Given task →
How many lines in the records below contain the word "hibája"? Give only the number.

Recorded information →

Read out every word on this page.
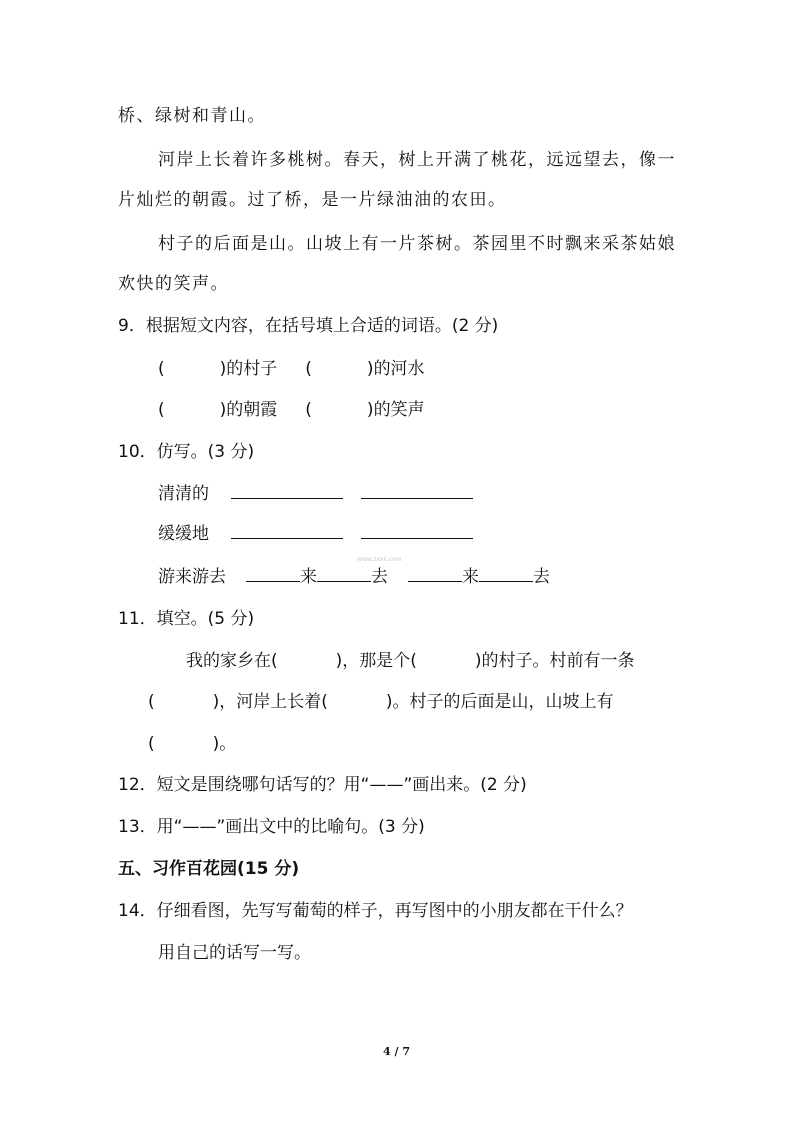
桥、绿树和青山。
河岸上长着许多桃树。春天，树上开满了桃花，远远望去，像一
片灿烂的朝霞。过了桥，是一片绿油油的农田。
村子的后面是山。山坡上有一片茶树。茶园里不时飘来采茶姑娘
欢快的笑声。
9．根据短文内容，在括号填上合适的词语。(2 分)
(	)的村子 (	)的河水
(	)的朝霞 (	)的笑声
10．仿写。(3 分)
清清的
缓缓地
游来游去	来	去	来	去
www.zxxk.com
11．填空。(5 分)
我的家乡在(	)，那是个(	)的村子。村前有一条
(	)，河岸上长着(	)。村子的后面是山，山坡上有
(	)。
12．短文是围绕哪句话写的？用“——”画出来。(2 分)
13．用“——”画出文中的比喻句。(3 分)
五、习作百花园(15 分)
14．仔细看图，先写写葡萄的样子，再写图中的小朋友都在干什么？
用自己的话写一写。
4 / 7
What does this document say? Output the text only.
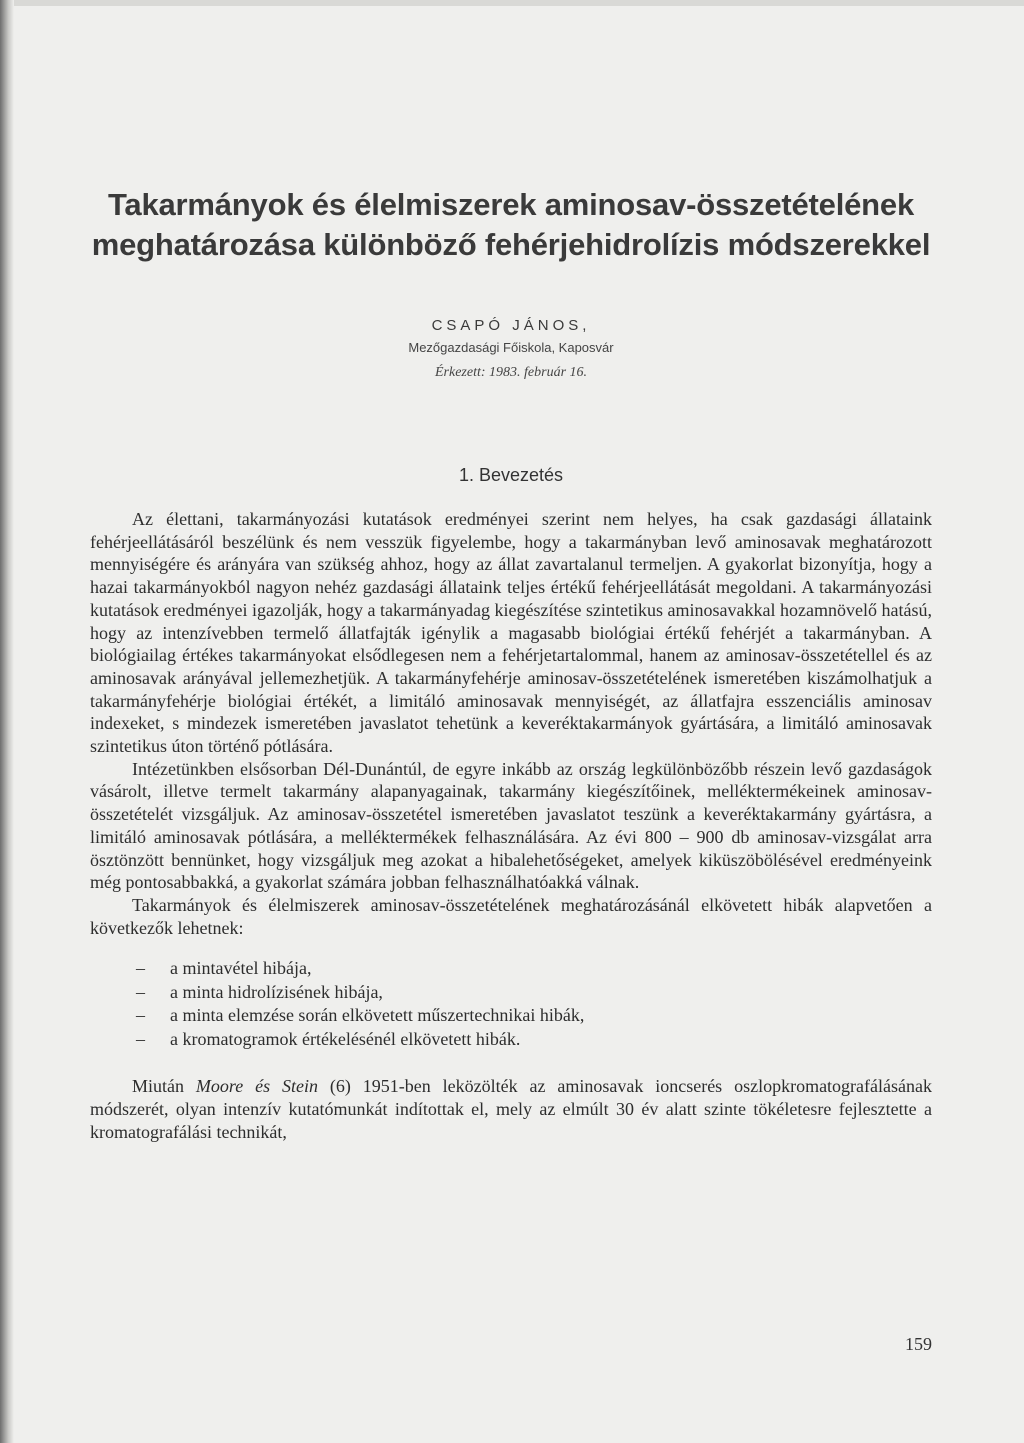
Takarmányok és élelmiszerek aminosav-összetételének
meghatározása különböző fehérjehidrolízis módszerekkel
CSAPÓ JÁNOS,
Mezőgazdasági Főiskola, Kaposvár
Érkezett: 1983. február 16.
1. Bevezetés

Az élettani, takarmányozási kutatások eredményei szerint nem helyes, ha csak gazdasági állataink fehérjeellátásáról beszélünk és nem vesszük figyelembe, hogy a takarmányban levő aminosavak meghatározott mennyiségére és arányára van szükség ahhoz, hogy az állat zavartalanul termeljen. A gyakorlat bizonyítja, hogy a hazai takarmányokból nagyon nehéz gazdasági állataink teljes értékű fehérjeellátását megoldani. A takarmányozási kutatások eredményei igazolják, hogy a takarmányadag kiegészítése szintetikus aminosavakkal hozamnövelő hatású, hogy az intenzívebben termelő állatfajták igénylik a magasabb biológiai értékű fehérjét a takarmányban. A biológiailag értékes takarmányokat elsődlegesen nem a fehérjetartalommal, hanem az aminosav-összetétellel és az aminosavak arányával jellemezhetjük. A takarmányfehérje aminosav-összetételének ismeretében kiszámolhatjuk a takarmányfehérje biológiai értékét, a limitáló aminosavak mennyiségét, az állatfajra esszenciális aminosav indexeket, s mindezek ismeretében javaslatot tehetünk a keveréktakarmányok gyártására, a limitáló aminosavak szintetikus úton történő pótlására.

Intézetünkben elsősorban Dél-Dunántúl, de egyre inkább az ország legkülönbözőbb részein levő gazdaságok vásárolt, illetve termelt takarmány alapanyagainak, takarmány kiegészítőinek, melléktermékeinek aminosav-összetételét vizsgáljuk. Az aminosav-összetétel ismeretében javaslatot teszünk a keveréktakarmány gyártásra, a limitáló aminosavak pótlására, a melléktermékek felhasználására. Az évi 800 – 900 db aminosav-vizsgálat arra ösztönzött bennünket, hogy vizsgáljuk meg azokat a hibalehetőségeket, amelyek kiküszöbölésével eredményeink még pontosabbakká, a gyakorlat számára jobban felhasználhatóakká válnak.

Takarmányok és élelmiszerek aminosav-összetételének meghatározásánál elkövetett hibák alapvetően a következők lehetnek:

–	a mintavétel hibája,
–	a minta hidrolízisének hibája,
–	a minta elemzése során elkövetett műszertechnikai hibák,
–	a kromatogramok értékelésénél elkövetett hibák.

Miután Moore és Stein (6) 1951-ben leközölték az aminosavak ioncserés oszlopkromatografálásának módszerét, olyan intenzív kutatómunkát indítottak el, mely az elmúlt 30 év alatt szinte tökéletesre fejlesztette a kromatografálási technikát,

159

Complete output →
2